* AIM *
Copy out all lines where "about" appears.

* STORED DATA *
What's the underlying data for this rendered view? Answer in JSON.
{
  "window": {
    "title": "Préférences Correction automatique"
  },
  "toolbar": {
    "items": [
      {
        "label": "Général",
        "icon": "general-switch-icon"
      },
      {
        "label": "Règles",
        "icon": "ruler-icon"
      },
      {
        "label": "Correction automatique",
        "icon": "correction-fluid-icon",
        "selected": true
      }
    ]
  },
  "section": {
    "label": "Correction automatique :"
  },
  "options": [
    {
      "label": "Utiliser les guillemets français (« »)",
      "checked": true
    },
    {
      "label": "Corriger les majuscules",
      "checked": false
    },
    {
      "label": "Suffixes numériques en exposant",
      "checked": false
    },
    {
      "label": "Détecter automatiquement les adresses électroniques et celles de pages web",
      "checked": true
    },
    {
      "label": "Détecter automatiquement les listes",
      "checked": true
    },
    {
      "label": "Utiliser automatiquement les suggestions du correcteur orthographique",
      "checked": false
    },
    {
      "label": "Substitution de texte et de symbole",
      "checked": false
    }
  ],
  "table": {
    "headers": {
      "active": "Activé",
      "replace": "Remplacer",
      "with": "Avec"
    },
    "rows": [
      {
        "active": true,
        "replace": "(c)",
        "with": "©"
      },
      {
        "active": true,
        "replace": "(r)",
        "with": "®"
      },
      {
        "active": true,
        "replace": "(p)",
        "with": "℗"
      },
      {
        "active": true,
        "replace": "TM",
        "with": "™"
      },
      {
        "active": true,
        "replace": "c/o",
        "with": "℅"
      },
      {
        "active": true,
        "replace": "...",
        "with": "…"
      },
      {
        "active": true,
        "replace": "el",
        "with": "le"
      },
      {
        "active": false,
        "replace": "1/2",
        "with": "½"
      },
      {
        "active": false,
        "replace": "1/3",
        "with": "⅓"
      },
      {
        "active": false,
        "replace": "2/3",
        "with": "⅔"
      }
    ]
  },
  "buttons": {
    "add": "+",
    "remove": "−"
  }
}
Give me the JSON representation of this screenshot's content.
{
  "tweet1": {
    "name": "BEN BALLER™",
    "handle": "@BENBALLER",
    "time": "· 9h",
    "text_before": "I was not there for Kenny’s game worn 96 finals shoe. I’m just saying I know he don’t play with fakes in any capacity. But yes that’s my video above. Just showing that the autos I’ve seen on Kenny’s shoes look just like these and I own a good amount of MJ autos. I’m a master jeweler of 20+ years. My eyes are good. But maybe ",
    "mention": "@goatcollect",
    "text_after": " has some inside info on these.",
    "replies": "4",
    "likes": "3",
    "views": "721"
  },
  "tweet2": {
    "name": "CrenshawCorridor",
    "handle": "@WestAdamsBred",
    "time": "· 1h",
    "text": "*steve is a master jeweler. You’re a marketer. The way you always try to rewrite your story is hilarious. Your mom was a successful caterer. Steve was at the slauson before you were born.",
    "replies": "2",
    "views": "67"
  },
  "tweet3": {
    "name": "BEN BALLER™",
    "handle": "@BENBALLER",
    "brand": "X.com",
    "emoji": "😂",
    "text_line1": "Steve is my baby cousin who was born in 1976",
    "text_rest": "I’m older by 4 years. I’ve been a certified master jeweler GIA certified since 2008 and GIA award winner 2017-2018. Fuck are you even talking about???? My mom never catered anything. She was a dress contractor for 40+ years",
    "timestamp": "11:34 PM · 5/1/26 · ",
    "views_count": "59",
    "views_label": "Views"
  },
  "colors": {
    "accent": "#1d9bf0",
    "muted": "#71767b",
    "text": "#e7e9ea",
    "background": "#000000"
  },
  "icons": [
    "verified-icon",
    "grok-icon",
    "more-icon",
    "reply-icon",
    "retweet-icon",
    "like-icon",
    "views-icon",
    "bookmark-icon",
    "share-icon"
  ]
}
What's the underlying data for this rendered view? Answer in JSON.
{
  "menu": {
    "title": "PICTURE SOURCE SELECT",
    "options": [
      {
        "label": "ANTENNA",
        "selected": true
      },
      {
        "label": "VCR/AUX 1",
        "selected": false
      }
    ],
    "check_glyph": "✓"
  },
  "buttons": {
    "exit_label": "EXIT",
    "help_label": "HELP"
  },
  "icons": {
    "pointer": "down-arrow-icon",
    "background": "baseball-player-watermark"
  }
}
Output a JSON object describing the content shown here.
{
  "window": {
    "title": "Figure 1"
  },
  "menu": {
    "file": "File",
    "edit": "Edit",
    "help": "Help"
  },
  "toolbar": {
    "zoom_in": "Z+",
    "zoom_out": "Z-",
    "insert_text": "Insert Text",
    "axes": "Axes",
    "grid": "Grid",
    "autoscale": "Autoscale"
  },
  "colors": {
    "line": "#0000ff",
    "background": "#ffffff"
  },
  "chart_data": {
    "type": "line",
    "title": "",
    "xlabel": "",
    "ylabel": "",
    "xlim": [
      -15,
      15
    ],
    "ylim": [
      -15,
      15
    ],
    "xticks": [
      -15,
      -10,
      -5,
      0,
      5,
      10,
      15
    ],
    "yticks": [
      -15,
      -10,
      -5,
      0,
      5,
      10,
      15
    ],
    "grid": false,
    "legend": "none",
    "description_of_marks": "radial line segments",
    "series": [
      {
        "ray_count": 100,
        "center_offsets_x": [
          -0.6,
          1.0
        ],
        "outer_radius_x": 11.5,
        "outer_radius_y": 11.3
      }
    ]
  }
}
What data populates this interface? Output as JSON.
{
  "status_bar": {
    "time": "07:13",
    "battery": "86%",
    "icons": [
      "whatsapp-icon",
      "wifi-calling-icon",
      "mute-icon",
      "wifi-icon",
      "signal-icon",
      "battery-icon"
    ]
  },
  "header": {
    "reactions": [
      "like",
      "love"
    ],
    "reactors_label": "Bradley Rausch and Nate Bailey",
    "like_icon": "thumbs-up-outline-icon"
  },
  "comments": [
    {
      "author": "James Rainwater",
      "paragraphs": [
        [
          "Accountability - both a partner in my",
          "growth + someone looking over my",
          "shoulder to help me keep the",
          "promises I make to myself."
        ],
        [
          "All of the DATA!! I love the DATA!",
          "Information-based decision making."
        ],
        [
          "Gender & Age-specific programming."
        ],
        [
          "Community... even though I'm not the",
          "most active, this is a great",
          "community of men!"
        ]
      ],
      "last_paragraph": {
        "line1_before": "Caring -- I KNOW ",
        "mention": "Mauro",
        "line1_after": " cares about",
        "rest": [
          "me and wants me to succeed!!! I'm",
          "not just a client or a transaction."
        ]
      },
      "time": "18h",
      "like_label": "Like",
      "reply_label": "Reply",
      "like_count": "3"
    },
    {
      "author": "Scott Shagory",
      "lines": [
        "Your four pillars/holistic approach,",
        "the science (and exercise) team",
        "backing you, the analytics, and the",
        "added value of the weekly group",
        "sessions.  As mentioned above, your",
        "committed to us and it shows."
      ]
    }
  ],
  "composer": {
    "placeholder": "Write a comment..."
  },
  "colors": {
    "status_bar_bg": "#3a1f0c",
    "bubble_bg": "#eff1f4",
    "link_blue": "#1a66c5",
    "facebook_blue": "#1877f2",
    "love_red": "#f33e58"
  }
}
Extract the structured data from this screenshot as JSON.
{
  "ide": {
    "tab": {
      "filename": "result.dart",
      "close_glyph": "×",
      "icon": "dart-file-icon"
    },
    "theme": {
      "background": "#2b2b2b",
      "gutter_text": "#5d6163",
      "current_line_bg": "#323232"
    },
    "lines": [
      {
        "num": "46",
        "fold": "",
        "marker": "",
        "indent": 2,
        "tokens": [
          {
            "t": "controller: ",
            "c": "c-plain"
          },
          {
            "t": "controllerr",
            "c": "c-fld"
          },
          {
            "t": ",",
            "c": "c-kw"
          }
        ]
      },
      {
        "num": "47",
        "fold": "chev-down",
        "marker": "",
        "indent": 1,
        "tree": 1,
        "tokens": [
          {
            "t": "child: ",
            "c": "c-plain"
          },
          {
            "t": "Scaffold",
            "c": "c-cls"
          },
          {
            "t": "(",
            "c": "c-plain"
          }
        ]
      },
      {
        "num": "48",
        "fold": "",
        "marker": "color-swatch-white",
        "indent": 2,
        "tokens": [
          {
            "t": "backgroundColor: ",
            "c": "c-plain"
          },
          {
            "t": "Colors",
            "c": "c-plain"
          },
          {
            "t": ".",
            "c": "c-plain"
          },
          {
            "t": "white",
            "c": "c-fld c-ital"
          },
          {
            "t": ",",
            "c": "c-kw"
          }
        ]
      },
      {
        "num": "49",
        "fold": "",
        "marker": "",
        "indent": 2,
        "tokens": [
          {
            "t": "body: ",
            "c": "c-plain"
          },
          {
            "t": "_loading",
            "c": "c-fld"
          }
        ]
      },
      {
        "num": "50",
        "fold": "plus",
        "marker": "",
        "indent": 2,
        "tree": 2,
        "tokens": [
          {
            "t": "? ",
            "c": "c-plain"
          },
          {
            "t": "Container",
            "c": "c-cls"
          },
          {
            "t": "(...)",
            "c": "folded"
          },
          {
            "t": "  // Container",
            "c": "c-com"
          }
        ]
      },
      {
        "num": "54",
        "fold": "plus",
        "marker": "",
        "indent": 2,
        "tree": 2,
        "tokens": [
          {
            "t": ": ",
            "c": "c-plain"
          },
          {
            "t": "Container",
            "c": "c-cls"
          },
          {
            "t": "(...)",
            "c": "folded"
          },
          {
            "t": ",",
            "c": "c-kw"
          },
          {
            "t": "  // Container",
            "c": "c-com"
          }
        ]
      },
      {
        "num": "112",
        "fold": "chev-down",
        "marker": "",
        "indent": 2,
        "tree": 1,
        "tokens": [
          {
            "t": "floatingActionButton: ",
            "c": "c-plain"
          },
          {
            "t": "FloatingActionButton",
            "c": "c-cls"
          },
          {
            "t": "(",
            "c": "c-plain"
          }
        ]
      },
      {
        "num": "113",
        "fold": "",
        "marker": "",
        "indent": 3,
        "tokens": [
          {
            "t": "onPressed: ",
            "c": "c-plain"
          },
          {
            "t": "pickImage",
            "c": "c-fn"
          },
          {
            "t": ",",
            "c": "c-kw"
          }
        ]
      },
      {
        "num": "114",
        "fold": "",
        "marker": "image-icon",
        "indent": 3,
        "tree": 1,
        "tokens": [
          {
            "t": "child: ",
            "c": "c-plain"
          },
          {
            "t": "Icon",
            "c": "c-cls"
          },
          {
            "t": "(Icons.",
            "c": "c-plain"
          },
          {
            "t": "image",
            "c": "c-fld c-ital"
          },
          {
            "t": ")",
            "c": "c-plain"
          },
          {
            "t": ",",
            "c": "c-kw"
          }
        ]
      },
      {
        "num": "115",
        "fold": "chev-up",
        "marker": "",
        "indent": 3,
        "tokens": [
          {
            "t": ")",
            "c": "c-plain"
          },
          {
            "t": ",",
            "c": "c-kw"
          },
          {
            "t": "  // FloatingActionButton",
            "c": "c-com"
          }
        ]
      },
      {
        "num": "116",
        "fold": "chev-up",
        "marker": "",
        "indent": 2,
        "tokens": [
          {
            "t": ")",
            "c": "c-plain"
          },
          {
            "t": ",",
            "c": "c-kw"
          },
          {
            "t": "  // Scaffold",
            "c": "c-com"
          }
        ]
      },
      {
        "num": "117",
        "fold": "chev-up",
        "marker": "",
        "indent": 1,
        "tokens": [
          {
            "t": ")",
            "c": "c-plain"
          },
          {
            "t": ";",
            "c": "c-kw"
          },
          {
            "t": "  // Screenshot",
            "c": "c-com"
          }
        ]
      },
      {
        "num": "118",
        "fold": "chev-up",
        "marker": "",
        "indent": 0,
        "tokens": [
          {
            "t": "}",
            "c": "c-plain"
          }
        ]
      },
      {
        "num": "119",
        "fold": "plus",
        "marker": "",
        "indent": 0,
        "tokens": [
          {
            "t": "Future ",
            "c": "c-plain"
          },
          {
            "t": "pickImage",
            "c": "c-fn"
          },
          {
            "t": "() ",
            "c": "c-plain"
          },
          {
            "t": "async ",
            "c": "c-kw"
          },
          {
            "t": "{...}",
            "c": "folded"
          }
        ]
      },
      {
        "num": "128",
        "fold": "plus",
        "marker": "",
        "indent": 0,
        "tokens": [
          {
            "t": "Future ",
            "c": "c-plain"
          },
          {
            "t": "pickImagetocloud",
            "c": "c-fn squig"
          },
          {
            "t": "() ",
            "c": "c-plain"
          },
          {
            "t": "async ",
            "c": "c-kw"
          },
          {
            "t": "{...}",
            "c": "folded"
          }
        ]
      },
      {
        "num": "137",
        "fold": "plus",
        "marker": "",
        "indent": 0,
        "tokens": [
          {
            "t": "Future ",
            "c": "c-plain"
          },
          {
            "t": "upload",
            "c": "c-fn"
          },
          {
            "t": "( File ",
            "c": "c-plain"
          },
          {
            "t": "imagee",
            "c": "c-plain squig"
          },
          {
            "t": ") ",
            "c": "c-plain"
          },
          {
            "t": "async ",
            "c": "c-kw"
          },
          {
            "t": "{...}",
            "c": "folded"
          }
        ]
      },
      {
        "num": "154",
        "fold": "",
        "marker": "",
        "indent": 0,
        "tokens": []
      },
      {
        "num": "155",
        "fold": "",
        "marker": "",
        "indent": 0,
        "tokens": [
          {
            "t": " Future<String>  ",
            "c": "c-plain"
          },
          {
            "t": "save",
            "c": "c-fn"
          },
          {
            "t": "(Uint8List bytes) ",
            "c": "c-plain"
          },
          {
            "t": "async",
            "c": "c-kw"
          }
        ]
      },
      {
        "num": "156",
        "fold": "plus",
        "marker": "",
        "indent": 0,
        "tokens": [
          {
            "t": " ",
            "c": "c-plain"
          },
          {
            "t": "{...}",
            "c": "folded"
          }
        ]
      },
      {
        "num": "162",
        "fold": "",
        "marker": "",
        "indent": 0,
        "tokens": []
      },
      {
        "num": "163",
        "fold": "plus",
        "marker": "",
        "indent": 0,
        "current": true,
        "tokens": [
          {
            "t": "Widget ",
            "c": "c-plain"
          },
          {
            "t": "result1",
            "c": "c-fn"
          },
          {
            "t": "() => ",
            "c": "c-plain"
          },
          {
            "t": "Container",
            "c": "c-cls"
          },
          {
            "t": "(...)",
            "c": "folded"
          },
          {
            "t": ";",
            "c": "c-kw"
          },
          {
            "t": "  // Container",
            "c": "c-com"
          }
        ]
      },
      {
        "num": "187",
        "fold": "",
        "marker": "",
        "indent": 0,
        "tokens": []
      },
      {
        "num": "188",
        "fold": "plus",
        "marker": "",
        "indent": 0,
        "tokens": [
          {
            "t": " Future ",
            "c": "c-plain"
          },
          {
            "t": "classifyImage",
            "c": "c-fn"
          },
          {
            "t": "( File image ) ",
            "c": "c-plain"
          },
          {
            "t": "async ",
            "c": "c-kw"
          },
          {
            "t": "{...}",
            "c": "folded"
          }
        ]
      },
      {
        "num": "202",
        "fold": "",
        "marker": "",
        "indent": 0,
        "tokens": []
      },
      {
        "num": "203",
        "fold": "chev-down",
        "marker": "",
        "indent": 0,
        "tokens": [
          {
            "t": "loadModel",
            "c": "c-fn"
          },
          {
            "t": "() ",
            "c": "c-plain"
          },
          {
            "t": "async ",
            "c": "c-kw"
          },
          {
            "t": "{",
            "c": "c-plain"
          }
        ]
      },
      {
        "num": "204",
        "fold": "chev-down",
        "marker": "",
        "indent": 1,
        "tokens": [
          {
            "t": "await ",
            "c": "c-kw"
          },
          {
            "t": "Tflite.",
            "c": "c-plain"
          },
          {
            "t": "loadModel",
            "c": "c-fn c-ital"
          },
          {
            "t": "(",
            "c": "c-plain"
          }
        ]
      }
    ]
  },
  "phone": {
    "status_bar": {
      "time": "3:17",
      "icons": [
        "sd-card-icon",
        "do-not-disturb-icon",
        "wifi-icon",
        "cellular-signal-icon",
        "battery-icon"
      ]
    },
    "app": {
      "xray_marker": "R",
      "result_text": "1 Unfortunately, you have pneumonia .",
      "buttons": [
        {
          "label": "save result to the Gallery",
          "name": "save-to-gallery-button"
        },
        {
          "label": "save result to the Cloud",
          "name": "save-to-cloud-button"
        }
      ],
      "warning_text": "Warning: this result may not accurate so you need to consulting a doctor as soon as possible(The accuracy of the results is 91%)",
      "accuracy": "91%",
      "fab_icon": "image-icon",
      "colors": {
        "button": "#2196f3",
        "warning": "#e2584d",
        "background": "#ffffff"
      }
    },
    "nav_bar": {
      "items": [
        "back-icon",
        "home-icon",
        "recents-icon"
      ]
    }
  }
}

* EXPECTED OUTPUT *
    "text_rest": "I’m older by 4 years. I’ve been a certified master jeweler GIA certified since 2008 and GIA award winner 2017-2018. Fuck are you even talking about???? My mom never catered anything. She was a dress contractor for 40+ years",
        "line1_after": " cares about",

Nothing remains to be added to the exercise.